Open Collab

Normalization Tutorial

In [8]:
from IPython.display import HTML, display

def set_css():
  display(HTML('''
  <style>
    pre {
        white-space: pre-wrap;
    }
  </style>
  '''))
get_ipython().events.register('pre_run_cell', set_css)

In this part we will be covering Normalization techniques like Stemming and Lemmatization provided by popular NLP/Python Libraries for English and some Non-English languages

Morphology - why we normalize

In [46]:
import spacy
nlp = spacy.load('en') # will download all default pipelines/processors - tokenizer, parser, ner
In [47]:
doc = nlp("I am reading a book")
In [48]:
token = doc[2]  # Reading
nlp.vocab.morphology.tag_map[token.tag_]
Out[48]:
{74: 100, 'Aspect_prog': True, 'Tense_pres': True, 'VerbForm_part': True}
In [49]:
token.lemma_
Out[49]:
'read'
In [50]:
doc = nlp("I read a book")
In [51]:
token = doc[1]  # Read
nlp.vocab.morphology.tag_map[token.tag_]
Out[51]:
{74: 100, 'Tense_past': True, 'VerbForm_fin': True}
In [52]:
token.lemma_
Out[52]:
'read'

To understand various Morph features eg: 'VerbForm' use https://universaldependencies.org/u/feat/index.html

Normalization

Word normalization is the task of putting words/tokens in a standard format, choosing a single normal form for words with multiple forms like USA and US or uh-huh and uhhuh. This standardization may be valuable, despite the spelling information that is lost in the normalization p Libraries being used: ntltk, spacy

Eg:

  • studies - studi (es suffix)
  • studying - study (ing suffix)

1. Case-Folding

Lowercasing ALL your text data - easy but an essential step for normalization

In [53]:
s1 = "Cat"
s2 = "cat"
s3 = "caT"
In [54]:
print(s1.lower())
print(s2.lower())
print(s3.lower())
# You can Iterate the corpus using the .lower function
cat
cat
cat
In [55]:
sent = "There are fairly good number of registrations for the conference. More people should be registering in the upcoming days"
In [56]:
import nltk
from nltk.tokenize import word_tokenize
# Punkt Sentence Tokenizer - used specially to use a model to identify sentences
nltk.download('punkt')
[nltk_data] Downloading package punkt to /root/nltk_data...
[nltk_data]   Package punkt is already up-to-date!
Out[56]:
True
  1. Tokenize sentence
In [57]:
# Tokenize the sentence
sent = word_tokenize(sent)
print(sent)
['There', 'are', 'fairly', 'good', 'number', 'of', 'registrations', 'for', 'the', 'conference', '.', 'More', 'people', 'should', 'be', 'registering', 'in', 'the', 'upcoming', 'days']
  1. Remove Punctuations
In [58]:
# Remove punctuations
def remove_punct(token):
 return [word for word in token if word.isalpha()]
sent = remove_punct(sent)

_TASKS_:
1) In the normalization tutorial, rewrite the paragraph beginning "In this part we will be covering" more briefly, keeping its main facts.
2) Quote the stretch of the normalization tutorial from "print(sent)" through "sent = remove_punct(sent)".
3) List every morphological feature name shown with the value True in the outputs of the normalization tutorial.

_DATA PROVIDED_:
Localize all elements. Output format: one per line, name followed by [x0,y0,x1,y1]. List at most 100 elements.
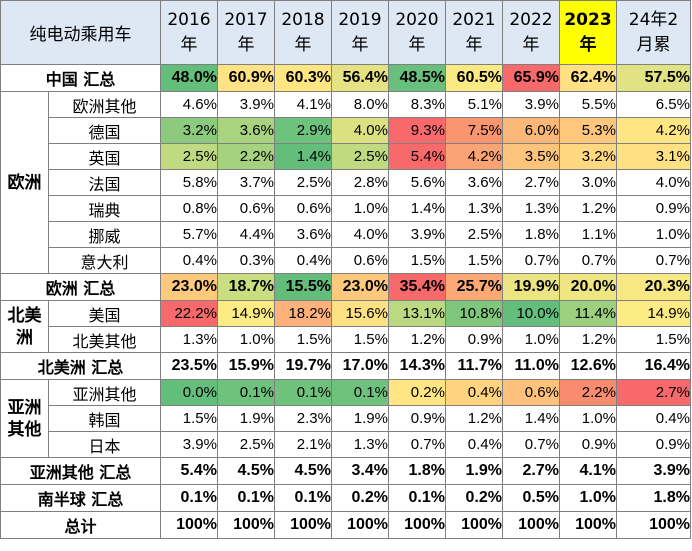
year-header-bottom: 年 [351,34,369,55]
share-value-cell: 2.8% [331,169,389,196]
year-header: 2017 年 [217,0,275,65]
share-value-cell: 1.0% [559,484,617,512]
share-value-cell: 2.9% [274,117,332,144]
share-value-cell: 48.5% [388,64,446,92]
share-value-cell: 60.3% [274,64,332,92]
table-row: 德国 3.2% 3.6% 2.9% 4.0% 9.3% 7.5% 6.0% 5.3% 4.2% [1,117,691,144]
share-value-cell: 5.1% [445,91,503,118]
share-value-cell: 6.0% [502,117,560,144]
share-value-cell: 1.8% [388,457,446,485]
share-value-cell: 0.8% [160,195,218,222]
share-value-cell: 4.6% [160,91,218,118]
share-value-cell: 19.9% [502,273,560,301]
share-value-cell: 0.7% [502,431,560,458]
share-value-cell: 0.1% [217,484,275,512]
share-value-cell: 0.6% [274,195,332,222]
share-value-cell: 4.4% [217,221,275,248]
summary-label: 南半球 汇总 [0,484,161,512]
year-header: 2020 年 [388,0,446,65]
share-value-cell: 0.1% [331,379,389,406]
country-label: 亚洲其他 [48,379,161,406]
year-header-top: 24年2 [628,9,679,30]
year-header-bottom: 年 [579,34,597,55]
share-value-cell: 5.3% [559,117,617,144]
share-value-cell: 18.7% [217,273,275,301]
share-value-cell: 0.6% [502,379,560,406]
share-value-cell: 3.9% [502,91,560,118]
summary-label: 欧洲 汇总 [0,273,161,301]
share-value-cell: 0.9% [445,326,503,353]
year-header: 2016 年 [160,0,218,65]
year-header-top: 2020 [395,9,439,30]
share-value-cell: 2.5% [445,221,503,248]
share-value-cell: 100% [388,511,446,539]
table-row: 日本 3.9% 2.5% 2.1% 1.3% 0.7% 0.4% 0.7% 0.9% 0.9% [1,431,691,458]
share-value-cell: 1.2% [445,405,503,432]
share-value-cell: 1.3% [331,431,389,458]
share-value-cell: 1.0% [559,405,617,432]
share-value-cell: 20.0% [559,273,617,301]
year-header-bottom: 年 [465,34,483,55]
share-value-cell: 2.2% [217,143,275,170]
share-value-cell: 16.4% [616,352,691,380]
share-value-cell: 0.6% [331,247,389,274]
share-value-cell: 4.1% [274,91,332,118]
share-value-cell: 1.1% [559,221,617,248]
share-value-cell: 100% [502,511,560,539]
share-value-cell: 0.2% [331,484,389,512]
share-value-cell: 2.7% [502,457,560,485]
share-value-cell: 1.9% [217,405,275,432]
share-value-cell: 2.3% [274,405,332,432]
share-value-cell: 4.2% [616,117,691,144]
share-value-cell: 1.5% [274,326,332,353]
country-label: 挪威 [48,221,161,248]
share-value-cell: 2.7% [502,169,560,196]
share-value-cell: 6.5% [616,91,691,118]
share-value-cell: 3.9% [616,457,691,485]
share-value-cell: 11.7% [445,352,503,380]
share-value-cell: 14.9% [217,300,275,327]
share-value-cell: 3.9% [388,221,446,248]
table-row: 北美洲美国 22.2% 14.9% 18.2% 15.6% 13.1% 10.8% 10.0%… [0,300,691,353]
summary-row: 北美洲 汇总 23.5% 15.9% 19.7% 17.0% 14.3% 11.7% 11.0… [0,352,691,380]
table-row: 意大利 0.4% 0.3% 0.4% 0.6% 1.5% 1.5% 0.7% 0.7% 0.7% [1,247,691,274]
share-value-cell: 1.4% [502,405,560,432]
share-value-cell: 2.1% [274,431,332,458]
share-value-cell: 35.4% [388,273,446,301]
summary-label: 亚洲其他 汇总 [0,457,161,485]
share-value-cell: 62.4% [559,64,617,92]
share-value-cell: 3.2% [160,117,218,144]
share-value-cell: 1.5% [160,405,218,432]
year-header-top: 2022 [509,9,553,30]
share-value-cell: 0.9% [388,405,446,432]
share-value-cell: 5.8% [160,169,218,196]
share-value-cell: 13.1% [388,300,446,327]
year-header-top: 2021 [452,9,496,30]
share-value-cell: 0.9% [616,431,691,458]
summary-row: 亚洲其他 汇总 5.4% 4.5% 4.5% 3.4% 1.8% 1.9% 2.7% 4.1% 3… [0,457,691,485]
share-value-cell: 14.3% [388,352,446,380]
share-value-cell: 8.3% [388,91,446,118]
table-row: 亚洲 其他 亚洲其他 0.0% 0.1% 0.1% 0.1% 0.2% 0.4% 0.6% 2.2%… [0,379,691,458]
share-value-cell: 25.7% [445,273,503,301]
year-header-top: 2019 [338,9,382,30]
share-value-cell: 3.6% [274,221,332,248]
share-value-cell: 1.5% [331,326,389,353]
share-value-cell: 4.0% [616,169,691,196]
share-value-cell: 0.4% [616,405,691,432]
share-value-cell: 4.5% [217,457,275,485]
year-header-bottom: 月累 [636,34,671,55]
share-value-cell: 15.9% [217,352,275,380]
summary-label: 北美洲 汇总 [0,352,161,380]
summary-row: 总计 100% 100% 100% 100% 100% 100% 100% 100% 100% [0,511,691,539]
share-value-cell: 1.3% [445,195,503,222]
share-value-cell: 3.9% [217,91,275,118]
share-value-cell: 3.4% [331,457,389,485]
share-value-cell: 0.7% [502,247,560,274]
share-value-cell: 0.1% [160,484,218,512]
year-header-top: 2016 [167,9,211,30]
year-header-bottom: 年 [180,34,198,55]
year-header: 2018 年 [274,0,332,65]
share-value-cell: 1.5% [616,326,691,353]
year-header-bottom: 年 [237,34,255,55]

_LIST OF SOLUTIONS_:
1) This part covers normalization techniques such as stemming and lemmatization, using popular NLP/Python libraries, for English and some non-English languages.

2)
print(sent)
['There', 'are', 'fairly', 'good', 'number', 'of', 'registrations', 'for', 'the', 'conference', '.', 'More', 'people', 'should', 'be', 'registering', 'in', 'the', 'upcoming', 'days']
  1. Remove Punctuations
In [58]:
# Remove punctuations
def remove_punct(token):
 return [word for word in token if word.isalpha()]
sent = remove_punct(sent)

3)
- Aspect_prog
- Tense_pres
- VerbForm_part
- Tense_past
- VerbForm_fin